> _Exercise details_
Find the lines with the string "post" and return them.

═════ Given data

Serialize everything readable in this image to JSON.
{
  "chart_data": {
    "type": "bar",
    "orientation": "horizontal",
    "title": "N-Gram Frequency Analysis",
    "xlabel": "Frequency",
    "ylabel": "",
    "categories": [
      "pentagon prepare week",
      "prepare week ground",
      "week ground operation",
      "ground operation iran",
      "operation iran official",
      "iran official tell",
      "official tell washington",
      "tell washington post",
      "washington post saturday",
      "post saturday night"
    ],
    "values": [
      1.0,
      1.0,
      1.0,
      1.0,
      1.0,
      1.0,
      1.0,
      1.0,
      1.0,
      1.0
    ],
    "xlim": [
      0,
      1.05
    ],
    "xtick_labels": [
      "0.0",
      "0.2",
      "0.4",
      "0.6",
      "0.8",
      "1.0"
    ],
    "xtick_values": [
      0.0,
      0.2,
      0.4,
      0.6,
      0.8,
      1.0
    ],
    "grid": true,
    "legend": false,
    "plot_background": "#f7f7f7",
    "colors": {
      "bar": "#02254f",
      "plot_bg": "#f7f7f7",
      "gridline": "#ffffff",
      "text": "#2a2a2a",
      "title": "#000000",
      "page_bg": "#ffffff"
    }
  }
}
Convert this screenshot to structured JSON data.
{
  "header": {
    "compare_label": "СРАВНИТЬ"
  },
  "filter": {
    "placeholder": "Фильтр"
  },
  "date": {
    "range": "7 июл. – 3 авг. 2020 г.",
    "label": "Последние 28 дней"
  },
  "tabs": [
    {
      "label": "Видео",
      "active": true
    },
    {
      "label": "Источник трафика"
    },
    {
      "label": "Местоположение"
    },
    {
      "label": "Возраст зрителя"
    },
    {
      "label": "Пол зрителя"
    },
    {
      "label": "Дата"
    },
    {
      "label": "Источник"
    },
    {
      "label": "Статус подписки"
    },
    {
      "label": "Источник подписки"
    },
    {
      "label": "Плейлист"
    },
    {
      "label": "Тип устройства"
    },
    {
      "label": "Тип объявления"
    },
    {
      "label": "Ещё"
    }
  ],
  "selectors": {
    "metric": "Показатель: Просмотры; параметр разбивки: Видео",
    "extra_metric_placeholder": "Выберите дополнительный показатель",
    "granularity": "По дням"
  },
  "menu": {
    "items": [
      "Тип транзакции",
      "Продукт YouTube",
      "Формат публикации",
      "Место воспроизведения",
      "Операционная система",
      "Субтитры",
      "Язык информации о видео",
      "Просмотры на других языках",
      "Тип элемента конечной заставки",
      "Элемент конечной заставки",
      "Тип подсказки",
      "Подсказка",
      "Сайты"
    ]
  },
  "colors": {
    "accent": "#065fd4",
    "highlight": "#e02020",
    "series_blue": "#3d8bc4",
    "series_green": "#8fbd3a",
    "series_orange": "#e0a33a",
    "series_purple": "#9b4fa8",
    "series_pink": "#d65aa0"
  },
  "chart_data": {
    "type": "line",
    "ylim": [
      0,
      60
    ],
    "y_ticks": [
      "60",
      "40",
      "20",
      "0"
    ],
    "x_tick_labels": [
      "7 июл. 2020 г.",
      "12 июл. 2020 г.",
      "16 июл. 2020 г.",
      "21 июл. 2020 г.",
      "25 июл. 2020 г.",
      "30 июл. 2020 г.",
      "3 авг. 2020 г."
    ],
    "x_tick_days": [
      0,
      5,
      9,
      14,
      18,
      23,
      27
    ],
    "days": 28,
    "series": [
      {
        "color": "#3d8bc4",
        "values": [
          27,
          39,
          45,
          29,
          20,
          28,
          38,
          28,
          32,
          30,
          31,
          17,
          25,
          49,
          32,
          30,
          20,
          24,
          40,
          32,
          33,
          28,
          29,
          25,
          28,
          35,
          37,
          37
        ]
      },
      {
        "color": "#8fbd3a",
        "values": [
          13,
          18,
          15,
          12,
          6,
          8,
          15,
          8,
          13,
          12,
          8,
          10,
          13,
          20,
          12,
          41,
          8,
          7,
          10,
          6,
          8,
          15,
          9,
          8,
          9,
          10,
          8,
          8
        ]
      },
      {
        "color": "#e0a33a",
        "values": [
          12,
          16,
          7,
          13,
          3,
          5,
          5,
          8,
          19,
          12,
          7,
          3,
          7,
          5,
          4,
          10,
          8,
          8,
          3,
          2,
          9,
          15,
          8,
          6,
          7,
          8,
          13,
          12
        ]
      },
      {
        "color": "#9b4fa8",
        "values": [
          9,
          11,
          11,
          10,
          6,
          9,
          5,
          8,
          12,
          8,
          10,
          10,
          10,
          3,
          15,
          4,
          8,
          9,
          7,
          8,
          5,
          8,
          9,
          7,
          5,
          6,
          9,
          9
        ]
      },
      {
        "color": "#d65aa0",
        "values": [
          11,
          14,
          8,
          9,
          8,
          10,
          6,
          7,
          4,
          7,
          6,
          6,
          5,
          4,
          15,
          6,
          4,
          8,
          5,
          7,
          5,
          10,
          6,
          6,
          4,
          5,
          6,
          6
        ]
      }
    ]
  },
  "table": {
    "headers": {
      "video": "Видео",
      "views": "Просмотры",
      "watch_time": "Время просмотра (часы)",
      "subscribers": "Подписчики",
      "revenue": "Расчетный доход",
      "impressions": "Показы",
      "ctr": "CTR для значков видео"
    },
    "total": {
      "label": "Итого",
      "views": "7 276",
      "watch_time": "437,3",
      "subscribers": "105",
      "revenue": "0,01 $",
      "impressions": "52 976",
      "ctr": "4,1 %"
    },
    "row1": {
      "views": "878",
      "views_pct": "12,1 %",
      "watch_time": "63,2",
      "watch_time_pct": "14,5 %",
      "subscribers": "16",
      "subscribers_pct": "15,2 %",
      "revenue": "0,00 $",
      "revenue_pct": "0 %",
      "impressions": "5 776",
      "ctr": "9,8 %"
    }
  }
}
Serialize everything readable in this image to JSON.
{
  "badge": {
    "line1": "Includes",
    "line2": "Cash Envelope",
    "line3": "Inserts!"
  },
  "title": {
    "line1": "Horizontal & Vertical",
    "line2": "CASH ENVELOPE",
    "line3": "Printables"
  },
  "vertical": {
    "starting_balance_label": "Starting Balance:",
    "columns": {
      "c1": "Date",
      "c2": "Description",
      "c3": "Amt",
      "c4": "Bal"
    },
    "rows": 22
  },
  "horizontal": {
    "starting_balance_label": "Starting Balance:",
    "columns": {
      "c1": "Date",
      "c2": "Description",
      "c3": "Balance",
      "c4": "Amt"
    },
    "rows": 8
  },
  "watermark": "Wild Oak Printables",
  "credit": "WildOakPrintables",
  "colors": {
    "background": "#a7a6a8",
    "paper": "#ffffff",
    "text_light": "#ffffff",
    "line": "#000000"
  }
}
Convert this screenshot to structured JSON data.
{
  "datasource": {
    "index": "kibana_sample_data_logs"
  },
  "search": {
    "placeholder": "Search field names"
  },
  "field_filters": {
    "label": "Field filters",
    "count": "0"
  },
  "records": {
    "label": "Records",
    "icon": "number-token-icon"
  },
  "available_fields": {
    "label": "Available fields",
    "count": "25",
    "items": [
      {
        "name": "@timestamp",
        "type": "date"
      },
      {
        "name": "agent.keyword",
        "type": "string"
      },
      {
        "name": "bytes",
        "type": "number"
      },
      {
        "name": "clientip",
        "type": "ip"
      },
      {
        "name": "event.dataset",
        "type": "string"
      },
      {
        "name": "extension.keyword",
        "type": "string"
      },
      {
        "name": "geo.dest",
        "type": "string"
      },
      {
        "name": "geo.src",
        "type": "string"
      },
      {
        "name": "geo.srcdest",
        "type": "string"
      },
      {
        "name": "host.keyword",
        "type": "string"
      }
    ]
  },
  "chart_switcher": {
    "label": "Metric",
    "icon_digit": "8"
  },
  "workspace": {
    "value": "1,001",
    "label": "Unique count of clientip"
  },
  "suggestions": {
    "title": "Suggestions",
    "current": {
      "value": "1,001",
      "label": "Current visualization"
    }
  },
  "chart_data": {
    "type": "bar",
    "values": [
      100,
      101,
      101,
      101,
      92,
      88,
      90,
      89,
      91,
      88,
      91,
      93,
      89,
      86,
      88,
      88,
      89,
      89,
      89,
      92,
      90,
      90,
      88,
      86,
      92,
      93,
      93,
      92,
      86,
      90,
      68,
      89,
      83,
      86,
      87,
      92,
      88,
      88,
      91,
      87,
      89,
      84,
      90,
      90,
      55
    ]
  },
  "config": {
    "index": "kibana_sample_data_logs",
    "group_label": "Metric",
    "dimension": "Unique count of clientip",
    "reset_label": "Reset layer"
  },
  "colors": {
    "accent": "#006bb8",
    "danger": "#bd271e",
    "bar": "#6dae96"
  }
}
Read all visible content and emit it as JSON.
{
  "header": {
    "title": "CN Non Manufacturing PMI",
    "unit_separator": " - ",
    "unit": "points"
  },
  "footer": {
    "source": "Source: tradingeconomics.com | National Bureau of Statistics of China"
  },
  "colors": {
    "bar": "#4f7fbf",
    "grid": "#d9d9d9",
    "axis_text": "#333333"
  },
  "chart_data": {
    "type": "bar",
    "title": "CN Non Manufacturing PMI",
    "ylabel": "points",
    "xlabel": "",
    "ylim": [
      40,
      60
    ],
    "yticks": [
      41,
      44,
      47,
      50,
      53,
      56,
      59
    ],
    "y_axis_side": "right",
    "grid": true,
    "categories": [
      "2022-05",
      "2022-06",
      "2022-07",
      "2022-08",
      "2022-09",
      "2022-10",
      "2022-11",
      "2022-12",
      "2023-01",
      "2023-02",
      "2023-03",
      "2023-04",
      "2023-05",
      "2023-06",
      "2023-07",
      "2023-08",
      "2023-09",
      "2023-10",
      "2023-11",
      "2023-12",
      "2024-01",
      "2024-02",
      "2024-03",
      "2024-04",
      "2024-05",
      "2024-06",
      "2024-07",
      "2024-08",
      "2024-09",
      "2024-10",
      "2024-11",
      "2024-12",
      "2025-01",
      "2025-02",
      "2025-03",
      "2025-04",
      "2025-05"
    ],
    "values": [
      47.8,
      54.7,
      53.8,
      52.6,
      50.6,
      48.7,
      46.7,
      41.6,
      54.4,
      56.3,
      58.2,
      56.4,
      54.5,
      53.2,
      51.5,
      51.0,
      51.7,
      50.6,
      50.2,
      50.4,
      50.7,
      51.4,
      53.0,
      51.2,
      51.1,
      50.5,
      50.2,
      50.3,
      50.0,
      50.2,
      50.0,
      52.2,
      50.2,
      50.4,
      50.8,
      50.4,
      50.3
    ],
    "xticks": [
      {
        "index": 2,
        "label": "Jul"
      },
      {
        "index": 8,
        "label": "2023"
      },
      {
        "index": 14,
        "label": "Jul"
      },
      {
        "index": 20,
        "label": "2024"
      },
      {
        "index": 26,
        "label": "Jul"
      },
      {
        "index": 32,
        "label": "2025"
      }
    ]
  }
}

══════════

> _Output for this task_
      "tell washington post",
      "washington post saturday",
      "post saturday night"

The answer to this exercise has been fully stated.